= Problem to solve =
From the entries below, copy out every line with "CALCOLO" in it.
::::
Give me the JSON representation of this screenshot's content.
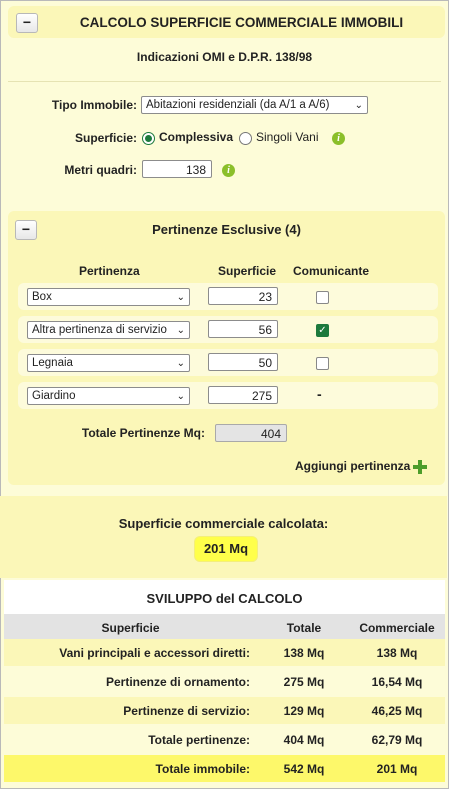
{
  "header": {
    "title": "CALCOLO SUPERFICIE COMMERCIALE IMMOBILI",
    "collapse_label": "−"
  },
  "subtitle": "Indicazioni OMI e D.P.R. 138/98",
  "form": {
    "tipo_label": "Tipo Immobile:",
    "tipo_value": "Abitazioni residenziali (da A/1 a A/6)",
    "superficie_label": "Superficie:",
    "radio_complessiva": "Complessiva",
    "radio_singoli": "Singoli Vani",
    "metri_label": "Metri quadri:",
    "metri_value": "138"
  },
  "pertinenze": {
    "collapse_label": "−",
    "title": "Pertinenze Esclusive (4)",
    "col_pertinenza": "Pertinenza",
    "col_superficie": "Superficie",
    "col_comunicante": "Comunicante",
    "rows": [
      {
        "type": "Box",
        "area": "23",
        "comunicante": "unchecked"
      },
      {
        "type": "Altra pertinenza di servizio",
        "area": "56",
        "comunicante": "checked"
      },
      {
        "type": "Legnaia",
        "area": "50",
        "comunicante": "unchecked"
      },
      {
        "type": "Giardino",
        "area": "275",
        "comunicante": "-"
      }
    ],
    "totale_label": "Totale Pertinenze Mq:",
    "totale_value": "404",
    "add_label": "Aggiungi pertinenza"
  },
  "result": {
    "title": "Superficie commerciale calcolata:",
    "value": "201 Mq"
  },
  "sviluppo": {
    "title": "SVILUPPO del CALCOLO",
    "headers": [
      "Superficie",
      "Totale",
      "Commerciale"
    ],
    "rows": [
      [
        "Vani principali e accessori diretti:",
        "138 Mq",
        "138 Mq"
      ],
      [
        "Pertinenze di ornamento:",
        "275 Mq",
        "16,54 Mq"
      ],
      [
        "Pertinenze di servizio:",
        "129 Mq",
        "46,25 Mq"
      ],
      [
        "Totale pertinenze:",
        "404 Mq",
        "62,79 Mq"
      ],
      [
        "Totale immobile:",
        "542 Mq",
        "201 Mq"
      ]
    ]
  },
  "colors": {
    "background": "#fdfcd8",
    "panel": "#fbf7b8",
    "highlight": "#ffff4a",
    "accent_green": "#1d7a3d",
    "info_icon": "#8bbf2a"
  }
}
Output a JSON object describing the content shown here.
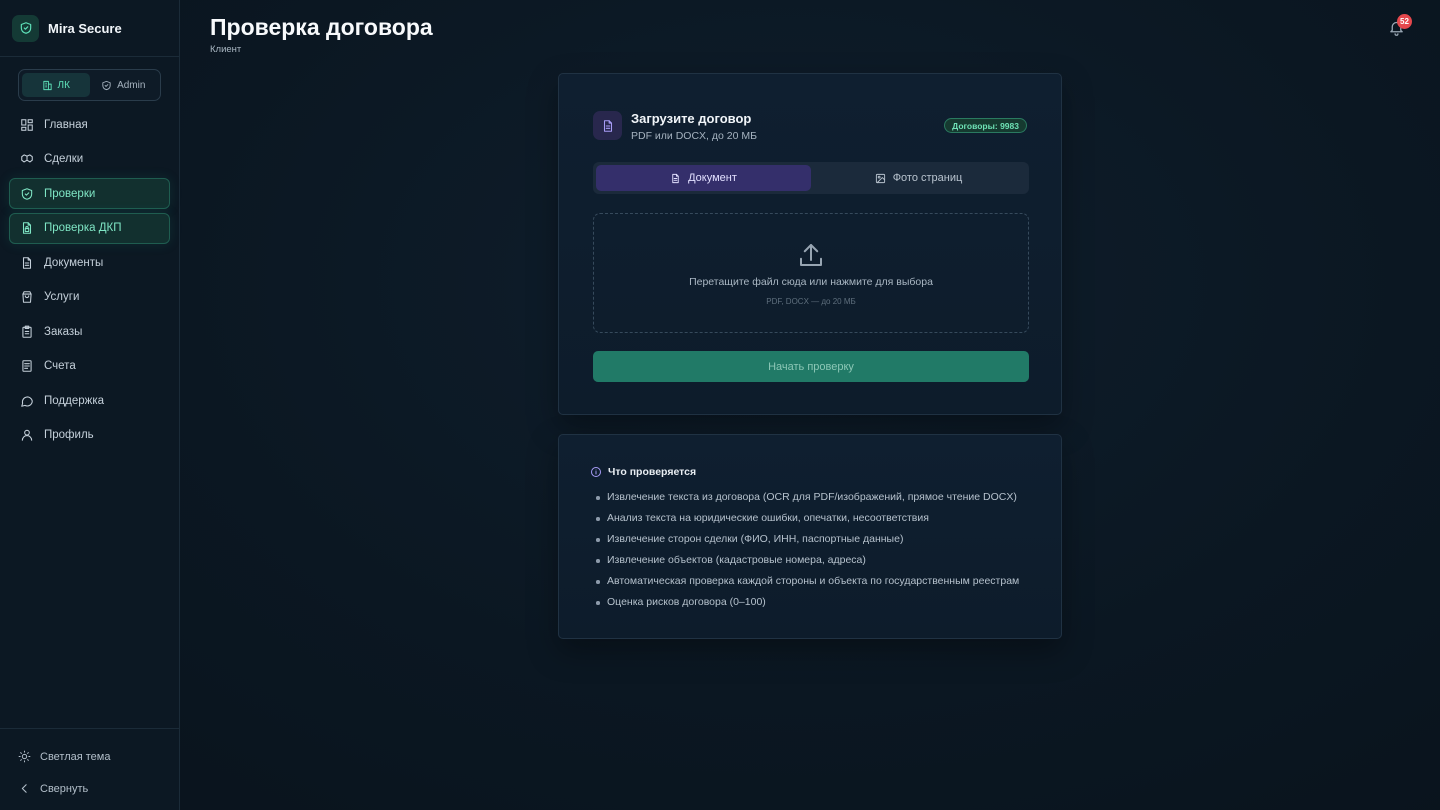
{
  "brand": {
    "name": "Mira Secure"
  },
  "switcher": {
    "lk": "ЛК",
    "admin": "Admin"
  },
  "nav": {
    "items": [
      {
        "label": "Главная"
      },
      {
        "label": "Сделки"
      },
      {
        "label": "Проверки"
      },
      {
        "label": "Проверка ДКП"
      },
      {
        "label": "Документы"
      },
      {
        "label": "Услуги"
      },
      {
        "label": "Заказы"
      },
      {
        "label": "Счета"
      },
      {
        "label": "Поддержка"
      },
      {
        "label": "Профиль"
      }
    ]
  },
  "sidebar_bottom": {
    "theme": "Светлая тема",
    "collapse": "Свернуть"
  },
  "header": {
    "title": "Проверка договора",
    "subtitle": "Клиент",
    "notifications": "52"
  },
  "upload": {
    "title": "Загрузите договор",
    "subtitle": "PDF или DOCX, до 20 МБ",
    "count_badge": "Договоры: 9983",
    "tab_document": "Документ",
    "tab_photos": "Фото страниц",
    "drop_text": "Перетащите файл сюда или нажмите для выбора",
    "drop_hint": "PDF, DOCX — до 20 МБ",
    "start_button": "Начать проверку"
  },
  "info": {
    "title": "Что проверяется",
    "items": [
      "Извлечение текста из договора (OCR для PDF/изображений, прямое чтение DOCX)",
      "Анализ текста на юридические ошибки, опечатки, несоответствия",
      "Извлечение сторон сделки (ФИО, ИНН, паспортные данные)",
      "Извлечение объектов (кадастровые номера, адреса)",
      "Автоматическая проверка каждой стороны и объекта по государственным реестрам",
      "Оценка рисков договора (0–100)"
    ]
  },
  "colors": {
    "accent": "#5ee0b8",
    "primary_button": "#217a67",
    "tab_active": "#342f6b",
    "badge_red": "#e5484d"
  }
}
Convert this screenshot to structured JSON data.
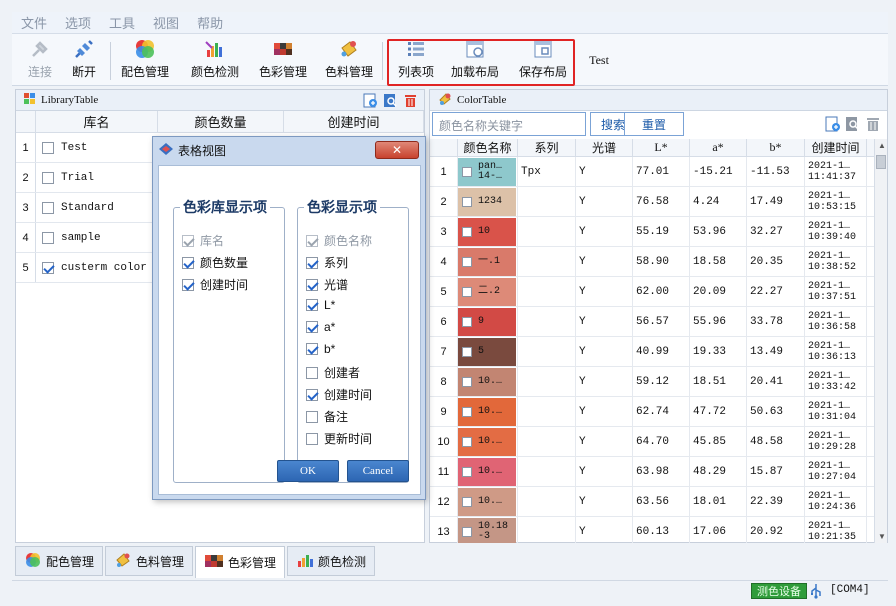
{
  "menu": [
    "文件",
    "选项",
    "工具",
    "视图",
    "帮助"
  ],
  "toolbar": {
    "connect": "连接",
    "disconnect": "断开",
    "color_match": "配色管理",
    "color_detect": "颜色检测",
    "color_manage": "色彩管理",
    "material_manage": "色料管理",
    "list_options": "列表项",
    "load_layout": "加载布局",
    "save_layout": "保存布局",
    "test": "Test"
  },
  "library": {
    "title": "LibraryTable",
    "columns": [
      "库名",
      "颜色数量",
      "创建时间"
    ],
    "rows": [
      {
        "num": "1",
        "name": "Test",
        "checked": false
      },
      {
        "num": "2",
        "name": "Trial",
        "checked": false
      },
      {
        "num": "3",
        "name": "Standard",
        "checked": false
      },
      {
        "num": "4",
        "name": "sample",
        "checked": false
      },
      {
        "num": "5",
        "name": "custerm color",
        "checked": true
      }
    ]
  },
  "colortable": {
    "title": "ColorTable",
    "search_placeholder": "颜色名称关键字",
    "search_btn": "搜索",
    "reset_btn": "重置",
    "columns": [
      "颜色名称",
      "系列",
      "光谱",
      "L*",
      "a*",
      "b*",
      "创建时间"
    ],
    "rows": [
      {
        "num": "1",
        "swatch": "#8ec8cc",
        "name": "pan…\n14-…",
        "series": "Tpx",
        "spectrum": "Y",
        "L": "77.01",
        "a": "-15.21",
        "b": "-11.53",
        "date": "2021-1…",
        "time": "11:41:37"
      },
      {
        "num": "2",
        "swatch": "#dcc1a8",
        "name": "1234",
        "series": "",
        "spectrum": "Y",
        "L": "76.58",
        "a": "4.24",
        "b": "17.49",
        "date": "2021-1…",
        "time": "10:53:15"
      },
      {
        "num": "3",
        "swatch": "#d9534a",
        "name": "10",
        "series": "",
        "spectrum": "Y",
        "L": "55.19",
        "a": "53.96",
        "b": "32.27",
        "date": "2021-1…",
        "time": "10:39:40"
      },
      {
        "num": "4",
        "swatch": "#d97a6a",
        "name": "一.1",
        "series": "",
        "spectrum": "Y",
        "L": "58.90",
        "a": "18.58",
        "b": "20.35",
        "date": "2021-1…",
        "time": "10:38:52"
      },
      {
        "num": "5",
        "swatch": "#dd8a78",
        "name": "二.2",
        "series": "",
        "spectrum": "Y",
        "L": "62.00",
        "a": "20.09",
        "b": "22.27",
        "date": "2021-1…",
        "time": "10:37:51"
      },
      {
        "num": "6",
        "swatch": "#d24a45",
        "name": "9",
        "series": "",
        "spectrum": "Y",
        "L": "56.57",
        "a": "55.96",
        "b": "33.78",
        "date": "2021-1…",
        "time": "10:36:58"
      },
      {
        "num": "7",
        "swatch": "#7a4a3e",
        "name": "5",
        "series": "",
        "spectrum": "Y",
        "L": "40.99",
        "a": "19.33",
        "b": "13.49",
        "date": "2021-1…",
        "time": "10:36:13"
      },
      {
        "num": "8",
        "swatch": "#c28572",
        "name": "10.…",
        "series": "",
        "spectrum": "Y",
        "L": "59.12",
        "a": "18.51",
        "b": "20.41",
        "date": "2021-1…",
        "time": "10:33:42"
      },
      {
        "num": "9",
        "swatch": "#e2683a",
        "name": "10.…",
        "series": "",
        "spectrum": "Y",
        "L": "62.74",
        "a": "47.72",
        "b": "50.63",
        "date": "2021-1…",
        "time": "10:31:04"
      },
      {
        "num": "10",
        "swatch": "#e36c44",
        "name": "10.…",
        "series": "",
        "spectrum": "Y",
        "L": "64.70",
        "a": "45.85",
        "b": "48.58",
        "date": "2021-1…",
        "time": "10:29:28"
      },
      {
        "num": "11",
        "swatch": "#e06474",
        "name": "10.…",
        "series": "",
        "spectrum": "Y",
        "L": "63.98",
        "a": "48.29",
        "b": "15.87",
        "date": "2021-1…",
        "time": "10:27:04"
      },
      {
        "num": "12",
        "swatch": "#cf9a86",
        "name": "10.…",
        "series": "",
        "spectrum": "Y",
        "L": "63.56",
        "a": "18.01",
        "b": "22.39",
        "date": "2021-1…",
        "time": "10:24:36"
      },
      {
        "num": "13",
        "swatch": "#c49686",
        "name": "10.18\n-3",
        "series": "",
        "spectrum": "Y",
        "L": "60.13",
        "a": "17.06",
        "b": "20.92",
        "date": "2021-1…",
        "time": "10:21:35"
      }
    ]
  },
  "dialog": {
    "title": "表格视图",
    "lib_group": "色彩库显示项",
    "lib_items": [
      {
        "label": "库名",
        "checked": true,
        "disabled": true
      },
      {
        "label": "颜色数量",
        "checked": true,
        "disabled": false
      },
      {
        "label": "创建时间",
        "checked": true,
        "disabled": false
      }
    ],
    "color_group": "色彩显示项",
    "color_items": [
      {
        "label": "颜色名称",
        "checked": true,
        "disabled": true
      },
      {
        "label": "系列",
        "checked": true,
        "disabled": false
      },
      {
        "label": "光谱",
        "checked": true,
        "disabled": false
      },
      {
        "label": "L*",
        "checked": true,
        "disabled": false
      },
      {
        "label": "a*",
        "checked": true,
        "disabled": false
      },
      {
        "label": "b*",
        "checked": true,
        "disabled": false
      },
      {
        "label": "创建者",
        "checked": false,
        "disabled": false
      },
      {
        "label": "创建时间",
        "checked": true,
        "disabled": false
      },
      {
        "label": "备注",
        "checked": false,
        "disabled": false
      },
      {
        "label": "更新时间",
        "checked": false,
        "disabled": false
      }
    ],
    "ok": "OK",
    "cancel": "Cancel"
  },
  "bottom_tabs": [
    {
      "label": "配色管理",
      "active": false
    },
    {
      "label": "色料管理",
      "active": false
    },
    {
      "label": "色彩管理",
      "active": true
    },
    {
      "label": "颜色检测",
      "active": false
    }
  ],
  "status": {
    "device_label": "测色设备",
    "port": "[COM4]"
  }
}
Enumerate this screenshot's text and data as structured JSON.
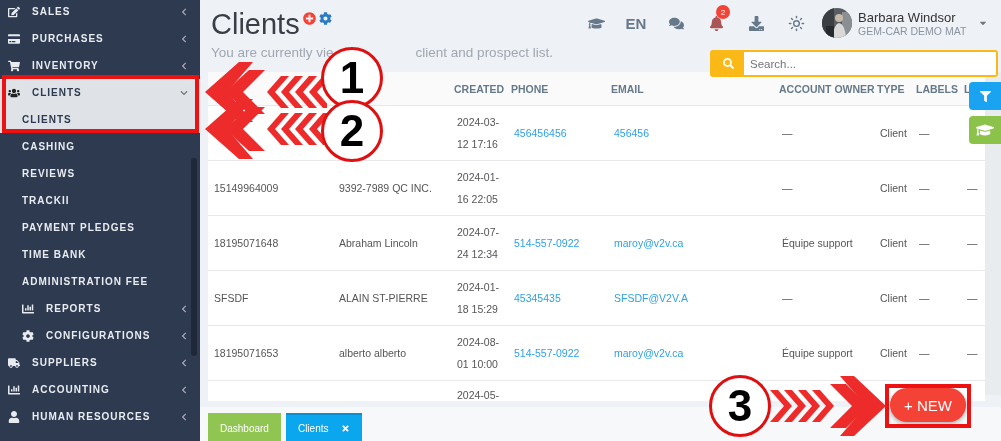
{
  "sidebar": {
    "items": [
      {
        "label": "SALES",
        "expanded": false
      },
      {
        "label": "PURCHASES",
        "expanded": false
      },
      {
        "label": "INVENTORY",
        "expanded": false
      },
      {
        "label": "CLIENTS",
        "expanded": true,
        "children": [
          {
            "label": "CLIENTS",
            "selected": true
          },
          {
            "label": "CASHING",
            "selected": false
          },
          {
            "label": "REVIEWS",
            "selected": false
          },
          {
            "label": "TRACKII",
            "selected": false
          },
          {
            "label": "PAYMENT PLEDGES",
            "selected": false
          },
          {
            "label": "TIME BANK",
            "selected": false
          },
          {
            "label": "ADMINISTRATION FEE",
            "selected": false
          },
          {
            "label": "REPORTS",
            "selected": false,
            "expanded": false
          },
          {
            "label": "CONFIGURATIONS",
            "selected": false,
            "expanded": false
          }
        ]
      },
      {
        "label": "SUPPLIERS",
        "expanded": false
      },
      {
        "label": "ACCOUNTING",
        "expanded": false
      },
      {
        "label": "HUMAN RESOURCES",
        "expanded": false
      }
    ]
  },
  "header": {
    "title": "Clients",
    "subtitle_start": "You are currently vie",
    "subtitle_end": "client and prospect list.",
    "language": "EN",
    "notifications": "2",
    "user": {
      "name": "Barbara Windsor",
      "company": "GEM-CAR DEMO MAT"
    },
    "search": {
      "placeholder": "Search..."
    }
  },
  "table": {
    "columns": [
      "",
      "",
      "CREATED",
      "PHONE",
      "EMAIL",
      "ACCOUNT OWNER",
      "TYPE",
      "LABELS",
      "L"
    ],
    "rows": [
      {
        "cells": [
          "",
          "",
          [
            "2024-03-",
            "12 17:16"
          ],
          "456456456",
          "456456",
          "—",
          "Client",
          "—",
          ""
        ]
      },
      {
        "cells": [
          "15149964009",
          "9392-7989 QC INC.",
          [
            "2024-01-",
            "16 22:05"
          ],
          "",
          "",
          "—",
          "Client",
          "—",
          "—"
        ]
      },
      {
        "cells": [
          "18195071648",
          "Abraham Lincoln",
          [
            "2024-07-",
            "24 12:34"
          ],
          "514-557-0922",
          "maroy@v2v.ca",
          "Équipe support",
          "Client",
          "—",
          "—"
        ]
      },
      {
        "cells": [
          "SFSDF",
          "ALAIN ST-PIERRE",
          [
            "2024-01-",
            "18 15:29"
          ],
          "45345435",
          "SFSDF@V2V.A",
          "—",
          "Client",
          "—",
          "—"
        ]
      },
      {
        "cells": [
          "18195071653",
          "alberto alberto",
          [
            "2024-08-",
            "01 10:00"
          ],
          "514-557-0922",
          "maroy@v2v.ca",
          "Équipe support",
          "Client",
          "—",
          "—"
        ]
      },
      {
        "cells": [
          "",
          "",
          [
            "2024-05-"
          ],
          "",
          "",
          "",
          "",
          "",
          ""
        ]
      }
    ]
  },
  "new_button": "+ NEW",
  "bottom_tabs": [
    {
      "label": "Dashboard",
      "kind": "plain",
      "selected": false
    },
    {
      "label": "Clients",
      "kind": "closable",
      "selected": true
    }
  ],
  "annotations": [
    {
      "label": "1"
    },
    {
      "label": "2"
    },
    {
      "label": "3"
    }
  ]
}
::::
= The output =
    "title": "CALCOLO SUPERFICIE COMMERCIALE IMMOBILI",
    "title": "SVILUPPO del CALCOLO",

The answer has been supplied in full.